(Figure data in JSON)

::::::

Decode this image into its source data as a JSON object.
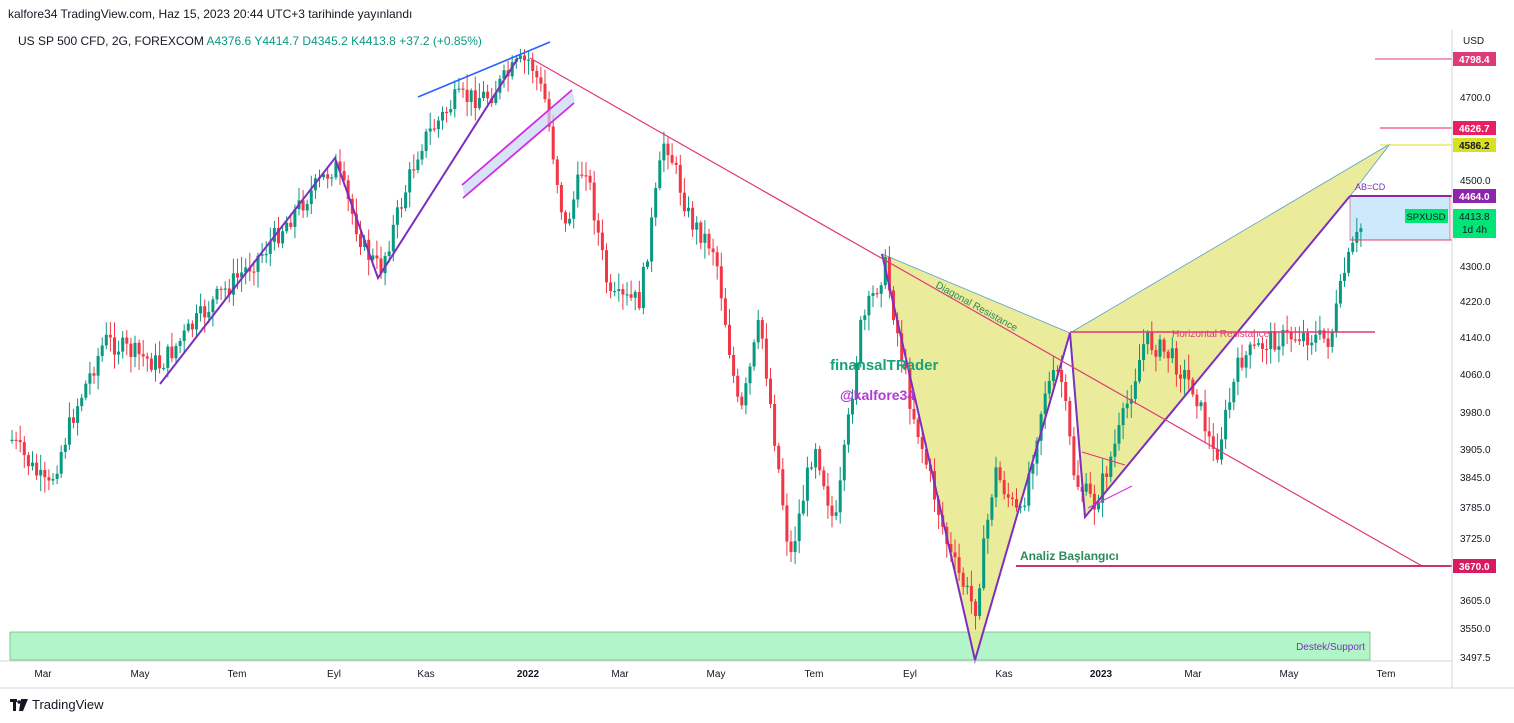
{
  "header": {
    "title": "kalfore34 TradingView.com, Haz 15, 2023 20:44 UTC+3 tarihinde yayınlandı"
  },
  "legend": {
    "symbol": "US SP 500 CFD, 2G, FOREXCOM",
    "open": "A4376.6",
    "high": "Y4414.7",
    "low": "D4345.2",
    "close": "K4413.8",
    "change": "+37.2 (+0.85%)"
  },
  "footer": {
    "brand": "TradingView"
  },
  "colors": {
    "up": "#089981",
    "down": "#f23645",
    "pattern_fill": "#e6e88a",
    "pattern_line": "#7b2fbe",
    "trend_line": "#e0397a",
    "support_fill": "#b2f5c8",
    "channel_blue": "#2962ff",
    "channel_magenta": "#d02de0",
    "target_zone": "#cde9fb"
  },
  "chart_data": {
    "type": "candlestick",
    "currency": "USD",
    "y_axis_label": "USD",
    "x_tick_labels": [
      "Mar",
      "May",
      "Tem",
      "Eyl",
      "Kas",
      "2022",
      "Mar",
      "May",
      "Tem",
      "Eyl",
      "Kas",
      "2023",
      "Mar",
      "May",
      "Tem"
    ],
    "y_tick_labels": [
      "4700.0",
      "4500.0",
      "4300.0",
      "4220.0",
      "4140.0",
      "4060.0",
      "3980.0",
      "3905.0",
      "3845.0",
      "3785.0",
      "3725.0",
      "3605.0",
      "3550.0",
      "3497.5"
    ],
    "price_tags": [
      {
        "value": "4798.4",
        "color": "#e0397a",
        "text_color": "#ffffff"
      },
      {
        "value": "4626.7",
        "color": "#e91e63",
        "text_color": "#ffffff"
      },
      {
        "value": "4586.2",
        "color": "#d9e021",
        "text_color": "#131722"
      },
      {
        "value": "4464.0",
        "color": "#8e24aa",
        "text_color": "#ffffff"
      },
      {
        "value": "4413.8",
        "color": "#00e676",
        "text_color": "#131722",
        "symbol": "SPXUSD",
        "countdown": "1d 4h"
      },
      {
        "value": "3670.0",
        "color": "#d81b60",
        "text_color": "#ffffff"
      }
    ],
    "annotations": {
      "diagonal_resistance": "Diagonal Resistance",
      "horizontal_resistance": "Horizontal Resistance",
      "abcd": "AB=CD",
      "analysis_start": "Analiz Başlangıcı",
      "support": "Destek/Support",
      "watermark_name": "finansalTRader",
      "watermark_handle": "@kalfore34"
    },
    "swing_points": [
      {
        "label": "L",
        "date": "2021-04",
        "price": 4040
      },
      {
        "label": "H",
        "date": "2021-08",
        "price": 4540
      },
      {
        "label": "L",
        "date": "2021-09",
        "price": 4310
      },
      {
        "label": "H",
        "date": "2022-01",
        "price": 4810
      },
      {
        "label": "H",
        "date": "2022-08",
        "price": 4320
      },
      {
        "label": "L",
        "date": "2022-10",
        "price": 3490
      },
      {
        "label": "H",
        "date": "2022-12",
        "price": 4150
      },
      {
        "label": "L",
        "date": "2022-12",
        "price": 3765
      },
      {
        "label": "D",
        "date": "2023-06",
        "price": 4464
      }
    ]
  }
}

::::::

Every record above should be transcribed exactly; the pictures stay out of the copy.

Decode this image into its source data as a JSON object.
{
  "header": {
    "title": "kalfore34 TradingView.com, Haz 15, 2023 20:44 UTC+3 tarihinde yayınlandı"
  },
  "legend": {
    "symbol": "US SP 500 CFD, 2G, FOREXCOM",
    "open": "A4376.6",
    "high": "Y4414.7",
    "low": "D4345.2",
    "close": "K4413.8",
    "change": "+37.2 (+0.85%)"
  },
  "footer": {
    "brand": "TradingView"
  },
  "colors": {
    "up": "#089981",
    "down": "#f23645",
    "pattern_fill": "#e6e88a",
    "pattern_line": "#7b2fbe",
    "trend_line": "#e0397a",
    "support_fill": "#b2f5c8",
    "channel_blue": "#2962ff",
    "channel_magenta": "#d02de0",
    "target_zone": "#cde9fb"
  },
  "chart_data": {
    "type": "candlestick",
    "currency": "USD",
    "y_axis_label": "USD",
    "x_tick_labels": [
      "Mar",
      "May",
      "Tem",
      "Eyl",
      "Kas",
      "2022",
      "Mar",
      "May",
      "Tem",
      "Eyl",
      "Kas",
      "2023",
      "Mar",
      "May",
      "Tem"
    ],
    "y_tick_labels": [
      "4700.0",
      "4500.0",
      "4300.0",
      "4220.0",
      "4140.0",
      "4060.0",
      "3980.0",
      "3905.0",
      "3845.0",
      "3785.0",
      "3725.0",
      "3605.0",
      "3550.0",
      "3497.5"
    ],
    "price_tags": [
      {
        "value": "4798.4",
        "color": "#e0397a",
        "text_color": "#ffffff"
      },
      {
        "value": "4626.7",
        "color": "#e91e63",
        "text_color": "#ffffff"
      },
      {
        "value": "4586.2",
        "color": "#d9e021",
        "text_color": "#131722"
      },
      {
        "value": "4464.0",
        "color": "#8e24aa",
        "text_color": "#ffffff"
      },
      {
        "value": "4413.8",
        "color": "#00e676",
        "text_color": "#131722",
        "symbol": "SPXUSD",
        "countdown": "1d 4h"
      },
      {
        "value": "3670.0",
        "color": "#d81b60",
        "text_color": "#ffffff"
      }
    ],
    "annotations": {
      "diagonal_resistance": "Diagonal Resistance",
      "horizontal_resistance": "Horizontal Resistance",
      "abcd": "AB=CD",
      "analysis_start": "Analiz Başlangıcı",
      "support": "Destek/Support",
      "watermark_name": "finansalTRader",
      "watermark_handle": "@kalfore34"
    },
    "swing_points": [
      {
        "label": "L",
        "date": "2021-04",
        "price": 4040
      },
      {
        "label": "H",
        "date": "2021-08",
        "price": 4540
      },
      {
        "label": "L",
        "date": "2021-09",
        "price": 4310
      },
      {
        "label": "H",
        "date": "2022-01",
        "price": 4810
      },
      {
        "label": "H",
        "date": "2022-08",
        "price": 4320
      },
      {
        "label": "L",
        "date": "2022-10",
        "price": 3490
      },
      {
        "label": "H",
        "date": "2022-12",
        "price": 4150
      },
      {
        "label": "L",
        "date": "2022-12",
        "price": 3765
      },
      {
        "label": "D",
        "date": "2023-06",
        "price": 4464
      }
    ]
  }
}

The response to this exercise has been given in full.